Stored data entries
···

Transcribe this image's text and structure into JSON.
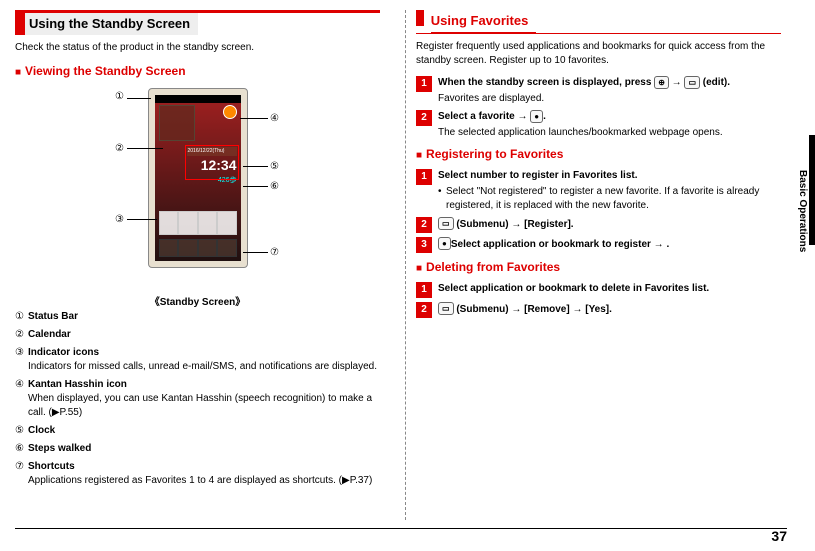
{
  "page_number": "37",
  "side_tab_label": "Basic Operations",
  "left_column": {
    "section_title": "Using the Standby Screen",
    "intro": "Check the status of the product in the standby screen.",
    "viewing_title": "Viewing the Standby Screen",
    "phone_caption": "《Standby Screen》",
    "labels": {
      "c1": "①",
      "c2": "②",
      "c3": "③",
      "c4": "④",
      "c5": "⑤",
      "c6": "⑥",
      "c7": "⑦"
    },
    "items": [
      {
        "num": "①",
        "title": "Status Bar",
        "desc": ""
      },
      {
        "num": "②",
        "title": "Calendar",
        "desc": ""
      },
      {
        "num": "③",
        "title": "Indicator icons",
        "desc": "Indicators for missed calls, unread e-mail/SMS, and notifications are displayed."
      },
      {
        "num": "④",
        "title": "Kantan Hasshin icon",
        "desc": "When displayed, you can use Kantan Hasshin (speech recognition) to make a call. (▶P.55)"
      },
      {
        "num": "⑤",
        "title": "Clock",
        "desc": ""
      },
      {
        "num": "⑥",
        "title": "Steps walked",
        "desc": ""
      },
      {
        "num": "⑦",
        "title": "Shortcuts",
        "desc": "Applications registered as Favorites 1 to 4 are displayed as shortcuts. (▶P.37)"
      }
    ],
    "phone": {
      "date_text": "2016/12/22(Thu)",
      "clock_text": "12:34",
      "steps_text": "426歩"
    }
  },
  "right_column": {
    "section_title": "Using Favorites",
    "intro": "Register frequently used applications and bookmarks for quick access from the standby screen. Register up to 10 favorites.",
    "main_steps": [
      {
        "num": "1",
        "title": "When the standby screen is displayed, press ",
        "key1": "⊕",
        "mid": " → ",
        "key2": "▭",
        "title_end": " (edit).",
        "desc": "Favorites are displayed."
      },
      {
        "num": "2",
        "title": "Select a favorite → ",
        "key1": "●",
        "title_end": ".",
        "desc": "The selected application launches/bookmarked webpage opens."
      }
    ],
    "registering_title": "Registering to Favorites",
    "registering_steps": [
      {
        "num": "1",
        "title": "Select number to register in Favorites list.",
        "bullet": "Select \"Not registered\" to register a new favorite. If a favorite is already registered, it is replaced with the new favorite."
      },
      {
        "num": "2",
        "title_pre": "",
        "key1": "▭",
        "title": " (Submenu) → [Register]."
      },
      {
        "num": "3",
        "title": "Select application or bookmark to register → ",
        "key1": "●",
        "title_end": "."
      }
    ],
    "deleting_title": "Deleting from Favorites",
    "deleting_steps": [
      {
        "num": "1",
        "title": "Select application or bookmark to delete in Favorites list."
      },
      {
        "num": "2",
        "key1": "▭",
        "title": " (Submenu) → [Remove] → [Yes]."
      }
    ]
  }
}
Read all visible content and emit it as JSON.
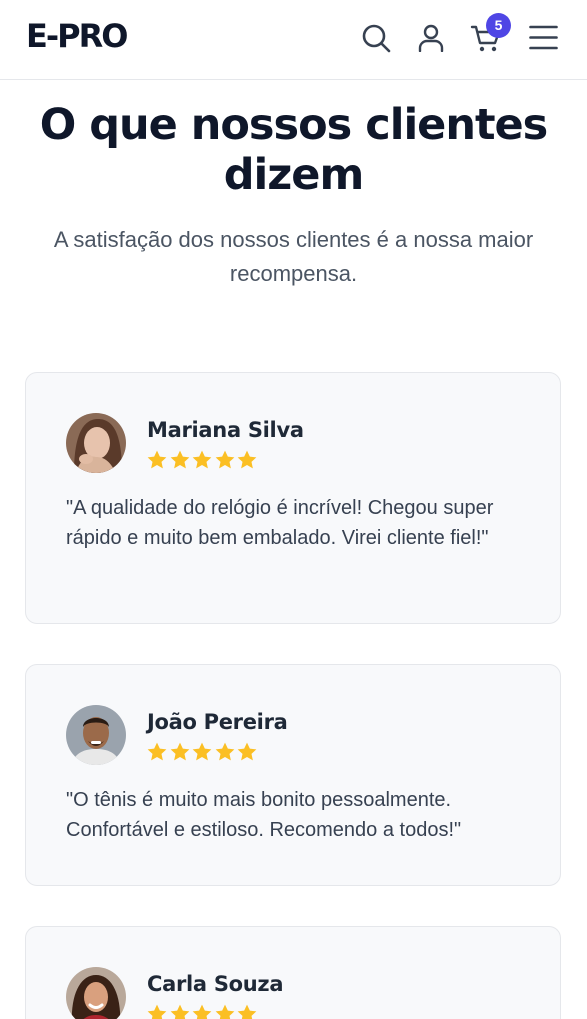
{
  "header": {
    "logo": "E-PRO",
    "cart_count": "5",
    "icons": [
      "search-icon",
      "user-icon",
      "cart-icon",
      "menu-icon"
    ]
  },
  "section": {
    "title": "O que nossos clientes dizem",
    "subtitle": "A satisfação dos nossos clientes é a nossa maior recompensa."
  },
  "testimonials": [
    {
      "name": "Mariana Silva",
      "rating": 5,
      "quote": "\"A qualidade do relógio é incrível! Chegou super rápido e muito bem embalado. Virei cliente fiel!\""
    },
    {
      "name": "João Pereira",
      "rating": 5,
      "quote": "\"O tênis é muito mais bonito pessoalmente. Confortável e estiloso. Recomendo a todos!\""
    },
    {
      "name": "Carla Souza",
      "rating": 5,
      "quote": ""
    }
  ],
  "colors": {
    "accent": "#4f46e5",
    "star": "#fbbf24",
    "heading": "#0f172a",
    "card_bg": "#f8f9fb"
  }
}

···

EXERCISE
In the entries above, find every line with the word "clientes" and list it.

TASK RESPONSE
    "title": "O que nossos clientes dizem",
    "subtitle": "A satisfação dos nossos clientes é a nossa maior recompensa."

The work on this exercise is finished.